**Items from a figure collection**
^^^^
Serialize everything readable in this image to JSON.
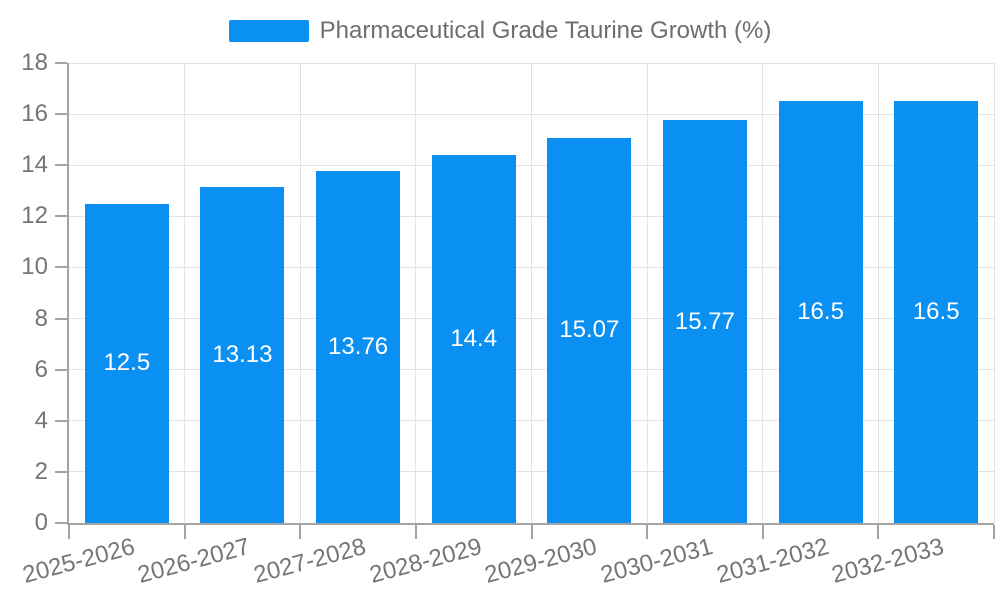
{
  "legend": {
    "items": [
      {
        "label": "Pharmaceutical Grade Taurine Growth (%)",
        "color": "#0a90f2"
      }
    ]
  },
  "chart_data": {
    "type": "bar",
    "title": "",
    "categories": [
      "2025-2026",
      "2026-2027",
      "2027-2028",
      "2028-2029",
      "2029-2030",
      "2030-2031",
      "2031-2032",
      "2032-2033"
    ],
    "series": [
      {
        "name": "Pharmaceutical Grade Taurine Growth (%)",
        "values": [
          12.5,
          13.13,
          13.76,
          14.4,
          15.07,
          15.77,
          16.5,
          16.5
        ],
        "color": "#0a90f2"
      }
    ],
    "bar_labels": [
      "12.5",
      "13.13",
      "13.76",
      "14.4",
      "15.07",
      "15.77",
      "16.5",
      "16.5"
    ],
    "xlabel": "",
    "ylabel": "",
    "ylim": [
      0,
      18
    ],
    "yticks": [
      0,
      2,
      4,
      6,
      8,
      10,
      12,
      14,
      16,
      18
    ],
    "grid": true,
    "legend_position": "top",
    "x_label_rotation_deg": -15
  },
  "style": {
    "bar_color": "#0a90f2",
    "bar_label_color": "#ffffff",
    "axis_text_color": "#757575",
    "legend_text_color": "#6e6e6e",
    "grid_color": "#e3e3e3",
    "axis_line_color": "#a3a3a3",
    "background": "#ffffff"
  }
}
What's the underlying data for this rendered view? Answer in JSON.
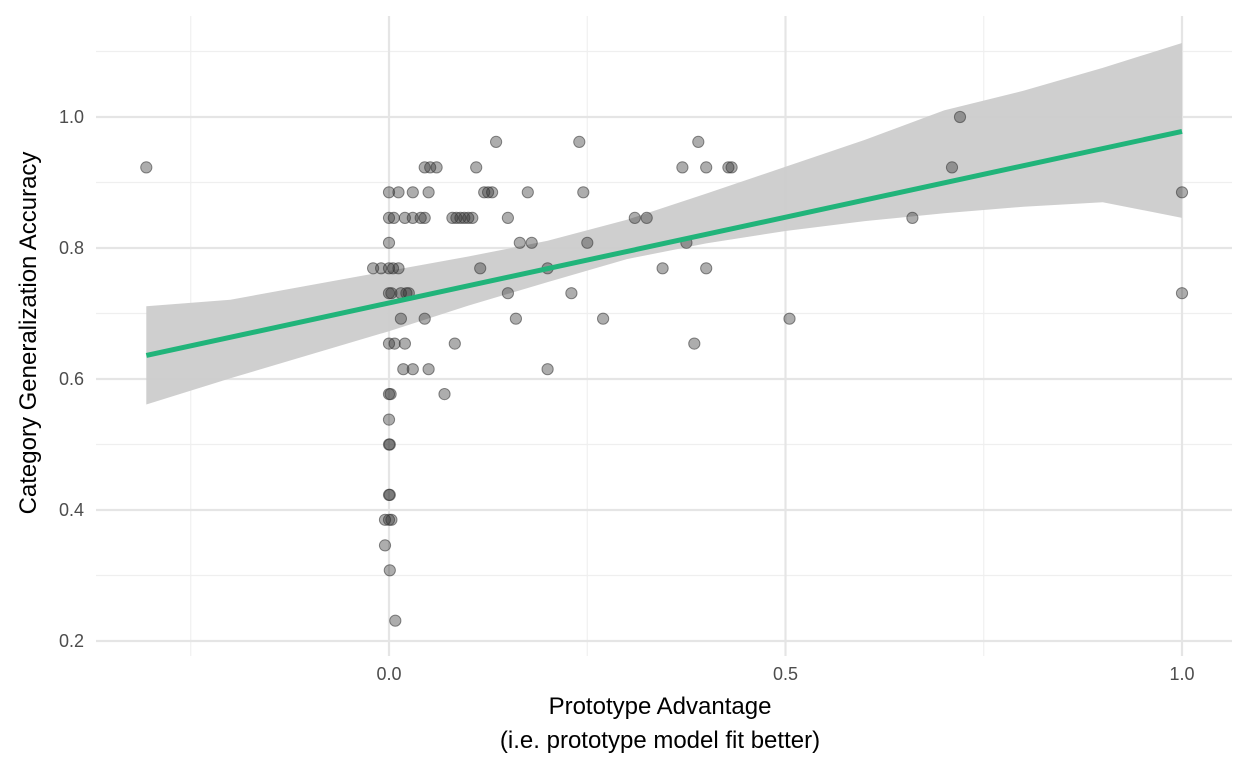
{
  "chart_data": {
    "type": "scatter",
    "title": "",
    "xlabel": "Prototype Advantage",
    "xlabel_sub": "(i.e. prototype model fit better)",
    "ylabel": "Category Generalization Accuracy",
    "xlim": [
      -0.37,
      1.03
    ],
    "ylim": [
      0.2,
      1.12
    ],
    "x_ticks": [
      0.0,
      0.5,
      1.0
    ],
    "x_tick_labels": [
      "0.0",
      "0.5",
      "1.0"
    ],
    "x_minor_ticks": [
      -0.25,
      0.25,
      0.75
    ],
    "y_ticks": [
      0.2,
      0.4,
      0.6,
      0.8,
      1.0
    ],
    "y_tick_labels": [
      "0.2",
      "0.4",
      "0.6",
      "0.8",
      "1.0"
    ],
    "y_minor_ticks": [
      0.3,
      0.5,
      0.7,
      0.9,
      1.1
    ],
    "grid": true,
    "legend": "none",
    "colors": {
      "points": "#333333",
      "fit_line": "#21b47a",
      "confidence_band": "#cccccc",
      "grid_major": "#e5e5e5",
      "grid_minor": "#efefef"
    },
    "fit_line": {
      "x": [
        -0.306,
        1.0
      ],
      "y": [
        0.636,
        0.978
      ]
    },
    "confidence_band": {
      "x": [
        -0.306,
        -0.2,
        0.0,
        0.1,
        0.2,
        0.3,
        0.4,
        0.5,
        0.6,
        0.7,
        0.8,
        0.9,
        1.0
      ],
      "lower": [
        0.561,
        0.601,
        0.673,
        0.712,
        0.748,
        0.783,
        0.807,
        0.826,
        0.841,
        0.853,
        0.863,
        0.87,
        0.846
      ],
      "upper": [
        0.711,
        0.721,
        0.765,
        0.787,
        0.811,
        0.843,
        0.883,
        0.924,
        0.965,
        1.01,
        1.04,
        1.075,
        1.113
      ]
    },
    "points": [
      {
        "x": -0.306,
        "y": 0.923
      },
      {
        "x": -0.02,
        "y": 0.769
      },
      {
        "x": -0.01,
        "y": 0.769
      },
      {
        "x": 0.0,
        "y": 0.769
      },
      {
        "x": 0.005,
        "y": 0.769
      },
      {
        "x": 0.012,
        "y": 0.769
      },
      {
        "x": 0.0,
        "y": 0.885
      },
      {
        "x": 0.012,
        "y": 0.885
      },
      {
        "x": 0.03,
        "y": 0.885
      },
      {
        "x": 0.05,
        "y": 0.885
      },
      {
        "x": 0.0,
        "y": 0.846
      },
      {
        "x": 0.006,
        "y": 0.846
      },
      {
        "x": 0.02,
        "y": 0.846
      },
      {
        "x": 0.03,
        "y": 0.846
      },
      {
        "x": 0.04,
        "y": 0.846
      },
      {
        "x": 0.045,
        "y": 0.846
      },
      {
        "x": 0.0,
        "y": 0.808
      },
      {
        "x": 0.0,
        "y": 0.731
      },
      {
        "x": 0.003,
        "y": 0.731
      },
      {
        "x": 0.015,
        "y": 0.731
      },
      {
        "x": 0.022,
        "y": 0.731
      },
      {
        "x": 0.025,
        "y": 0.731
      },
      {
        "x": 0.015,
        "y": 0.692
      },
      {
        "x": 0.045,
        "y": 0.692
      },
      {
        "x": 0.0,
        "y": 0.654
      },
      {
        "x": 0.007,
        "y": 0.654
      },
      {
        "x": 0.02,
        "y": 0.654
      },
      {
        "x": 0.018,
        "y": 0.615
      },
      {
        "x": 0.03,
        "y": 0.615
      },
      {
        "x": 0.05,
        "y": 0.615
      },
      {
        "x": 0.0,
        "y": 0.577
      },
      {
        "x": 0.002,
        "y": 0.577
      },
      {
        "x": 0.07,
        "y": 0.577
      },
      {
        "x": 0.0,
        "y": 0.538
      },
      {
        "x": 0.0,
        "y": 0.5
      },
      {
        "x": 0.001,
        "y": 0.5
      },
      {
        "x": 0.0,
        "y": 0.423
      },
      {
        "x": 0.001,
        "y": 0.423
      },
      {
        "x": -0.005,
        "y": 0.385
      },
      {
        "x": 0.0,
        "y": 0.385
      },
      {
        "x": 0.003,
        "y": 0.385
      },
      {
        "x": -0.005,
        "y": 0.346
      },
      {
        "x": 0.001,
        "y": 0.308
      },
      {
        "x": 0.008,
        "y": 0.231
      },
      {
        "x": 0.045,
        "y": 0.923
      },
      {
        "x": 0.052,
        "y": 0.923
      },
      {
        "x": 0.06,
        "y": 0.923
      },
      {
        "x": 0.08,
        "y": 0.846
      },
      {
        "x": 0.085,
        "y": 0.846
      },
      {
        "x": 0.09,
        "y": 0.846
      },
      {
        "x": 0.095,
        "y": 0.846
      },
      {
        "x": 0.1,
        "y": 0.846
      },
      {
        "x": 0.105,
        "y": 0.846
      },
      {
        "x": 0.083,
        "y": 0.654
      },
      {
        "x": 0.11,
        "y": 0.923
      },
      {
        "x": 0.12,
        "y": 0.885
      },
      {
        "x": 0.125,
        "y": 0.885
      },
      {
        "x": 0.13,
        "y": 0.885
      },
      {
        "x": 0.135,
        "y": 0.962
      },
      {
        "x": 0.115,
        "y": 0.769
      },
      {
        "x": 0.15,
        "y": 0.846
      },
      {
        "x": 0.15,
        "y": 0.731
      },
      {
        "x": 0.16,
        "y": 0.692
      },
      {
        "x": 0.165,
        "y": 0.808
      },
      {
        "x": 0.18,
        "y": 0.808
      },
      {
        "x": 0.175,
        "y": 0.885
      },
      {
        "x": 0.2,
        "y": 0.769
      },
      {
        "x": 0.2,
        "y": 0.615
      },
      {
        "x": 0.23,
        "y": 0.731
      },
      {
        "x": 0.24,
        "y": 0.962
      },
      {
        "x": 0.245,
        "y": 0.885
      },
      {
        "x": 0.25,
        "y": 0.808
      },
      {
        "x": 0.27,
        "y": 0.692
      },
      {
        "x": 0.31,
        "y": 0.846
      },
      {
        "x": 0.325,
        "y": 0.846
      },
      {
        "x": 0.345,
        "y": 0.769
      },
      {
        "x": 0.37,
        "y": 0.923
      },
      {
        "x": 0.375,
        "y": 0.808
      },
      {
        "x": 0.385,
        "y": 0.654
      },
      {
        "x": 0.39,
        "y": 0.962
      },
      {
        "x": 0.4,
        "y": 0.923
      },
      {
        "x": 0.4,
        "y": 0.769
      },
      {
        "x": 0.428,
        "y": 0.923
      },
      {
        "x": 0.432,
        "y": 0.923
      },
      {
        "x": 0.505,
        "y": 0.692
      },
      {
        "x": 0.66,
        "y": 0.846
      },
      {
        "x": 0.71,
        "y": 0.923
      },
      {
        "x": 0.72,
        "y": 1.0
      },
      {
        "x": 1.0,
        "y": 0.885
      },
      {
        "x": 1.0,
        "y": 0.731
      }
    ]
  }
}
^^^^
**STATED TASK**
State the count of lines in the data holding the word "ffffff", adding nothing to it.

**OUTPUT OF THE TASK**
2